[BEGIN Entries shown]
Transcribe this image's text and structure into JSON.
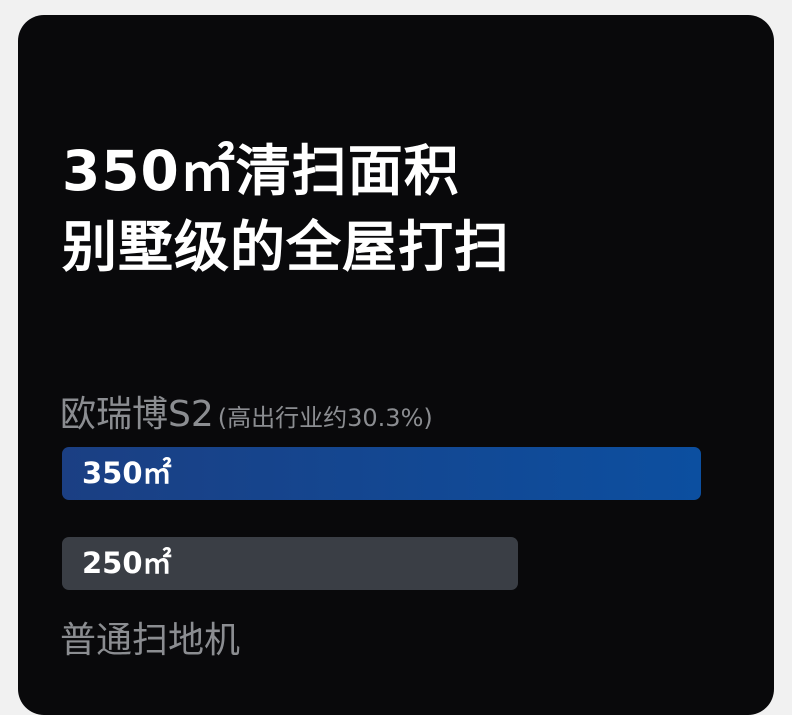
{
  "headline": {
    "line1": "350㎡清扫面积",
    "line2": "别墅级的全屋打扫"
  },
  "colors": {
    "card_background": "#09090b",
    "primary_bar_start": "#1b3f83",
    "primary_bar_end": "#0c4fa0",
    "secondary_bar": "#3a3e45",
    "label_gray": "#8b8d91"
  },
  "chart_data": {
    "type": "bar",
    "orientation": "horizontal",
    "unit": "㎡",
    "series_labels": {
      "first": "欧瑞博S2",
      "first_note": "(高出行业约30.3%)",
      "second": "普通扫地机"
    },
    "values": [
      350,
      250
    ],
    "value_labels": [
      "350㎡",
      "250㎡"
    ]
  }
}
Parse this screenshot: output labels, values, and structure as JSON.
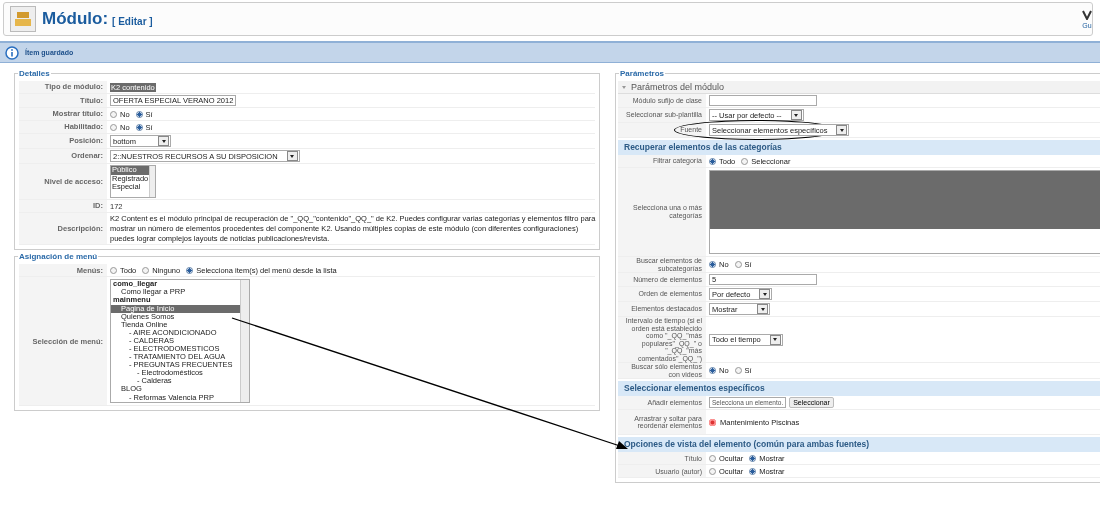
[END Entries shown]
* Work to complete
Copy all the entries word for word. Omit any pictures.

* Exercise solution
Transcribe this image's text and structure into JSON.
{
  "headline": {
    "line1": "350㎡清扫面积",
    "line2": "别墅级的全屋打扫"
  },
  "colors": {
    "card_background": "#09090b",
    "primary_bar_start": "#1b3f83",
    "primary_bar_end": "#0c4fa0",
    "secondary_bar": "#3a3e45",
    "label_gray": "#8b8d91"
  },
  "chart_data": {
    "type": "bar",
    "orientation": "horizontal",
    "unit": "㎡",
    "series_labels": {
      "first": "欧瑞博S2",
      "first_note": "(高出行业约30.3%)",
      "second": "普通扫地机"
    },
    "values": [
      350,
      250
    ],
    "value_labels": [
      "350㎡",
      "250㎡"
    ]
  }
}
Parse this screenshot: output labels, values, and structure as JSON.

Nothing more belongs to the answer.